[Stored records]
-=-=-=-=-

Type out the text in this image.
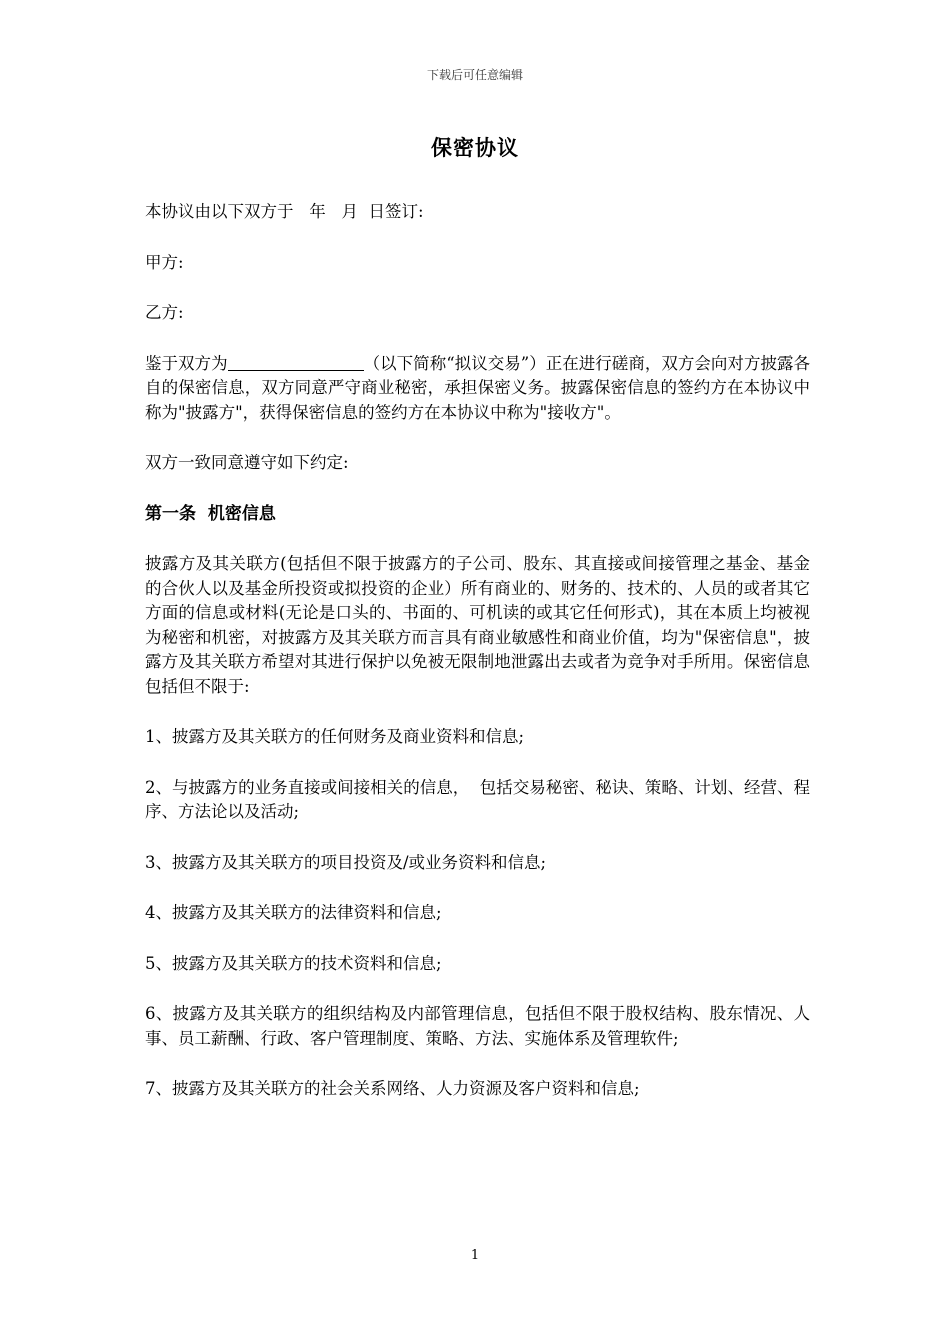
下载后可任意编辑
保密协议

本协议由以下双方于   年   月  日签订:

甲方:

乙方:

鉴于双方为	（以下简称“拟议交易”）正在进行磋商，双方会向对方披露各自的保密信息，双方同意严守商业秘密，承担保密义务。披露保密信息的签约方在本协议中称为"披露方"，获得保密信息的签约方在本协议中称为"接收方"。

双方一致同意遵守如下约定:

第一条  机密信息

披露方及其关联方(包括但不限于披露方的子公司、股东、其直接或间接管理之基金、基金的合伙人以及基金所投资或拟投资的企业）所有商业的、财务的、技术的、人员的或者其它方面的信息或材料(无论是口头的、书面的、可机读的或其它任何形式)，其在本质上均被视为秘密和机密，对披露方及其关联方而言具有商业敏感性和商业价值，均为"保密信息"，披露方及其关联方希望对其进行保护以免被无限制地泄露出去或者为竞争对手所用。保密信息包括但不限于:

1、披露方及其关联方的任何财务及商业资料和信息;

2、与披露方的业务直接或间接相关的信息，  包括交易秘密、秘诀、策略、计划、经营、程序、方法论以及活动;

3、披露方及其关联方的项目投资及/或业务资料和信息;

4、披露方及其关联方的法律资料和信息;

5、披露方及其关联方的技术资料和信息;

6、披露方及其关联方的组织结构及内部管理信息，包括但不限于股权结构、股东情况、人事、员工薪酬、行政、客户管理制度、策略、方法、实施体系及管理软件;

7、披露方及其关联方的社会关系网络、人力资源及客户资料和信息;

1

-=-=-=-=-

PROBLEM STATEMENT
Each entry gets copied exactly; the pictures stay out.

RESULT OF THIS TASK
Type out the text in this image.
下载后可任意编辑
保密协议

本协议由以下双方于   年   月  日签订:

甲方:

乙方:

鉴于双方为	（以下简称“拟议交易”）正在进行磋商，双方会向对方披露各自的保密信息，双方同意严守商业秘密，承担保密义务。披露保密信息的签约方在本协议中称为"披露方"，获得保密信息的签约方在本协议中称为"接收方"。

双方一致同意遵守如下约定:

第一条  机密信息

披露方及其关联方(包括但不限于披露方的子公司、股东、其直接或间接管理之基金、基金的合伙人以及基金所投资或拟投资的企业）所有商业的、财务的、技术的、人员的或者其它方面的信息或材料(无论是口头的、书面的、可机读的或其它任何形式)，其在本质上均被视为秘密和机密，对披露方及其关联方而言具有商业敏感性和商业价值，均为"保密信息"，披露方及其关联方希望对其进行保护以免被无限制地泄露出去或者为竞争对手所用。保密信息包括但不限于:

1、披露方及其关联方的任何财务及商业资料和信息;

2、与披露方的业务直接或间接相关的信息，  包括交易秘密、秘诀、策略、计划、经营、程序、方法论以及活动;

3、披露方及其关联方的项目投资及/或业务资料和信息;

4、披露方及其关联方的法律资料和信息;

5、披露方及其关联方的技术资料和信息;

6、披露方及其关联方的组织结构及内部管理信息，包括但不限于股权结构、股东情况、人事、员工薪酬、行政、客户管理制度、策略、方法、实施体系及管理软件;

7、披露方及其关联方的社会关系网络、人力资源及客户资料和信息;

1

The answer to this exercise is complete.